[Bounding box items]
--------
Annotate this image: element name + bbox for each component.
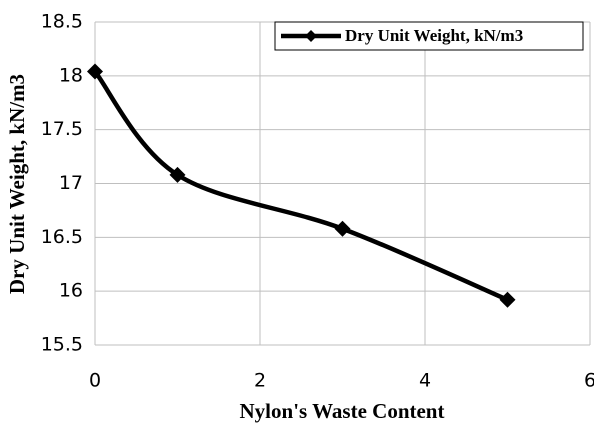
x-tick-label: 6 xyxy=(584,370,594,392)
x-tick-label: 0 xyxy=(89,370,101,392)
x-tick-label: 4 xyxy=(419,370,431,392)
marker xyxy=(334,220,351,237)
y-tick-label: 16 xyxy=(59,280,83,302)
marker xyxy=(499,291,516,308)
legend-marker xyxy=(305,30,317,42)
y-tick-label: 17 xyxy=(59,172,83,194)
y-tick-label: 17.5 xyxy=(41,118,83,140)
x-tick-label: 2 xyxy=(254,370,266,392)
series-line xyxy=(93,70,509,302)
x-axis-label: Nylon's Waste Content xyxy=(240,399,445,423)
legend-label: Dry Unit Weight, kN/m3 xyxy=(345,26,523,45)
y-tick-label: 16.5 xyxy=(41,226,83,248)
marker xyxy=(87,63,103,80)
y-tick-label: 18.5 xyxy=(41,11,83,33)
y-tick-label: 15.5 xyxy=(41,334,83,356)
y-axis-label: Dry Unit Weight, kN/m3 xyxy=(5,74,29,294)
marker xyxy=(169,166,186,183)
y-tick-label: 18 xyxy=(59,64,83,86)
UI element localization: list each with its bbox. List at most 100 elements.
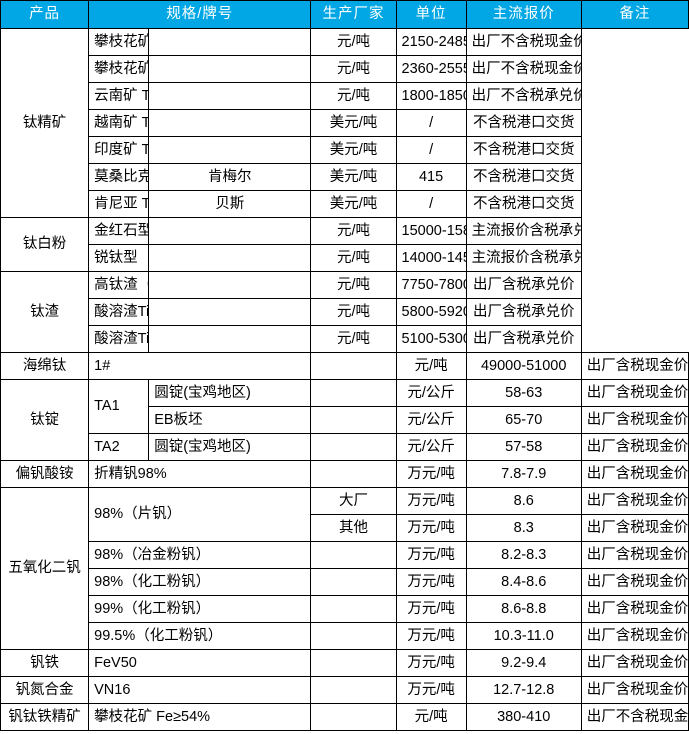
maker bbox=[310, 460, 397, 488]
maker bbox=[148, 82, 312, 110]
spec: 金红石型（硫酸法） bbox=[88, 217, 150, 245]
table-row: 98%（化工粉钒） 万元/吨 8.4-8.6 出厂含税现金价 bbox=[1, 568, 689, 596]
price: 8.3 bbox=[465, 514, 582, 542]
maker: 大厂 bbox=[310, 487, 397, 515]
table-row: 99%（化工粉钒） 万元/吨 8.6-8.8 出厂含税现金价 bbox=[1, 595, 689, 623]
unit: 元/吨 bbox=[310, 298, 397, 326]
note: 出厂含税现金价 bbox=[580, 568, 689, 596]
maker bbox=[148, 109, 312, 137]
price: / bbox=[395, 136, 467, 164]
price: 7.8-7.9 bbox=[465, 460, 582, 488]
table-row: TA2 圆锭(宝鸡地区) 元/公斤 57-58 出厂含税现金价 bbox=[1, 433, 689, 461]
header-row: 产品 规格/牌号 生产厂家 单位 主流报价 备注 bbox=[0, 0, 689, 29]
note: 主流报价含税承兑 bbox=[465, 217, 582, 245]
unit: 元/公斤 bbox=[395, 433, 467, 461]
note: 出厂含税承兑价 bbox=[465, 325, 582, 353]
unit: 美元/吨 bbox=[310, 190, 397, 218]
maker bbox=[310, 433, 397, 461]
maker bbox=[148, 28, 312, 56]
price: 9.2-9.4 bbox=[465, 649, 582, 677]
unit: 元/吨 bbox=[310, 217, 397, 245]
note: 出厂含税现金价 bbox=[580, 514, 689, 542]
note: 出厂含税现金价 bbox=[580, 433, 689, 461]
unit: 元/公斤 bbox=[395, 406, 467, 434]
maker bbox=[148, 55, 312, 83]
note: 出厂含税现金价 bbox=[580, 406, 689, 434]
note: 出厂含税承兑价 bbox=[465, 298, 582, 326]
product: 偏钒酸铵 bbox=[0, 460, 90, 488]
maker bbox=[148, 298, 312, 326]
table-row: 钒氮合金 VN16 万元/吨 12.7-12.8 出厂含税现金价 bbox=[0, 676, 689, 704]
unit: 万元/吨 bbox=[395, 595, 467, 623]
price: 58-63 bbox=[465, 379, 582, 407]
spec: 折精钒98% bbox=[88, 460, 312, 488]
spec: 酸溶渣TiO2≥74%(滇） bbox=[88, 325, 150, 353]
table-row: 99.5%（化工粉钒） 万元/吨 10.3-11.0 出厂含税现金价 bbox=[1, 622, 689, 650]
unit: 美元/吨 bbox=[310, 136, 397, 164]
product: 钒氮合金 bbox=[0, 676, 90, 704]
unit: 万元/吨 bbox=[395, 622, 467, 650]
price: 8.2-8.3 bbox=[465, 541, 582, 569]
maker bbox=[310, 568, 397, 596]
maker: 其他 bbox=[310, 514, 397, 542]
product: 钛锭 bbox=[0, 379, 90, 461]
unit: 元/吨 bbox=[310, 271, 397, 299]
maker bbox=[310, 595, 397, 623]
price: 8.4-8.6 bbox=[465, 568, 582, 596]
note: 出厂含税现金价 bbox=[580, 649, 689, 677]
spec2: 圆锭(宝鸡地区) bbox=[148, 433, 312, 461]
note: 出厂含税现金价 bbox=[580, 676, 689, 704]
unit: 元/吨 bbox=[310, 28, 397, 56]
table-row: 五氧化二钒 98%（片钒） 大厂 万元/吨 8.6 出厂含税现金价 bbox=[0, 487, 689, 650]
note: 出厂含税现金价 bbox=[580, 541, 689, 569]
unit: 元/吨 bbox=[310, 325, 397, 353]
table-row: 越南矿 TiO2>50% 美元/吨/不含税港口交货 bbox=[1, 109, 689, 137]
spec: 99%（化工粉钒） bbox=[88, 595, 312, 623]
spec: 攀枝花矿 Fe≥54% bbox=[88, 703, 312, 731]
table-row: 偏钒酸铵 折精钒98% 万元/吨 7.8-7.9 出厂含税现金价 bbox=[0, 460, 689, 488]
unit: 美元/吨 bbox=[310, 163, 397, 191]
note: 出厂含税现金价 bbox=[580, 622, 689, 650]
note: 出厂含税现金价 bbox=[580, 352, 689, 380]
maker bbox=[148, 325, 312, 353]
note: 出厂含税现金价 bbox=[580, 460, 689, 488]
maker bbox=[310, 406, 397, 434]
note: 不含税港口交货 bbox=[465, 190, 582, 218]
table-row: 其他 万元/吨 8.3 出厂含税现金价 bbox=[1, 514, 689, 542]
table-row: 海绵钛 1# 元/吨 49000-51000 出厂含税现金价 bbox=[0, 352, 689, 380]
maker bbox=[148, 271, 312, 299]
price: 5800-5920 bbox=[395, 298, 467, 326]
table-row: 印度矿 TiO2≥50% 美元/吨/不含税港口交货 bbox=[1, 136, 689, 164]
spec: 98%（化工粉钒） bbox=[88, 568, 312, 596]
table-row: 98%（冶金粉钒） 万元/吨 8.2-8.3 出厂含税现金价 bbox=[1, 541, 689, 569]
spec: TA2 bbox=[88, 433, 150, 461]
spec2: EB板坯 bbox=[148, 406, 312, 434]
column-header-spec: 规格/牌号 bbox=[88, 0, 312, 29]
price: 7750-7800 bbox=[395, 271, 467, 299]
column-header-price: 主流报价 bbox=[465, 0, 582, 29]
maker bbox=[310, 622, 397, 650]
price: 2150-2485 bbox=[395, 28, 467, 56]
table-body: 钛精矿攀枝花矿TiO2≥46%，10低磷矿元/吨2150-2485出厂不含税现金… bbox=[0, 28, 689, 731]
unit: 美元/吨 bbox=[310, 109, 397, 137]
unit: 元/吨 bbox=[310, 55, 397, 83]
spec: 攀枝花矿TiO2≥46%，10低磷矿 bbox=[88, 28, 150, 56]
maker bbox=[310, 352, 397, 380]
note: 不含税港口交货 bbox=[465, 136, 582, 164]
product: 五氧化二钒 bbox=[0, 487, 90, 650]
note: 出厂含税现金价 bbox=[580, 379, 689, 407]
price: 8.6-8.8 bbox=[465, 595, 582, 623]
price: 15000-15800 bbox=[395, 217, 467, 245]
spec: 攀枝花矿TiO2≥47%，20矿 bbox=[88, 55, 150, 83]
price: / bbox=[395, 190, 467, 218]
maker bbox=[148, 136, 312, 164]
product: 钛白粉 bbox=[0, 217, 90, 272]
price: / bbox=[395, 109, 467, 137]
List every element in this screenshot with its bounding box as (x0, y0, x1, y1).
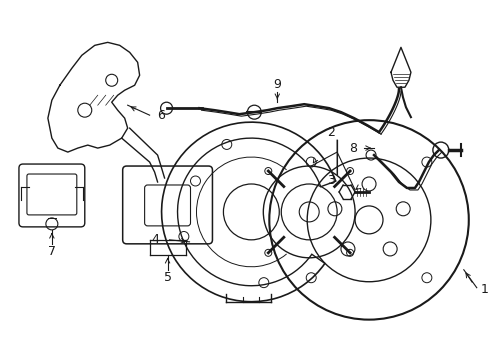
Text: 3: 3 (326, 174, 334, 186)
Text: 6: 6 (157, 109, 165, 122)
Text: 4: 4 (151, 233, 159, 246)
Text: 8: 8 (348, 141, 356, 154)
Text: 1: 1 (480, 283, 488, 296)
Text: 7: 7 (48, 245, 56, 258)
Polygon shape (390, 48, 410, 87)
Text: 2: 2 (326, 126, 334, 139)
Text: 5: 5 (163, 271, 171, 284)
Text: 9: 9 (273, 78, 281, 91)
--------
§ **Objective**
Change "Polygon shape" to "Shape" in the items from the line containing "Text: 3: 3 (326, 174, 334, 186)" through the line containing "Text: 2: 2 (326, 126, 334, 139)", and reproduce those lines with everything else unchanged.

§ **In response**
Text: 3: 3 (326, 174, 334, 186)
Text: 6: 6 (157, 109, 165, 122)
Text: 4: 4 (151, 233, 159, 246)
Text: 8: 8 (348, 141, 356, 154)
Text: 1: 1 (480, 283, 488, 296)
Text: 7: 7 (48, 245, 56, 258)
Shape (390, 48, 410, 87)
Text: 2: 2 (326, 126, 334, 139)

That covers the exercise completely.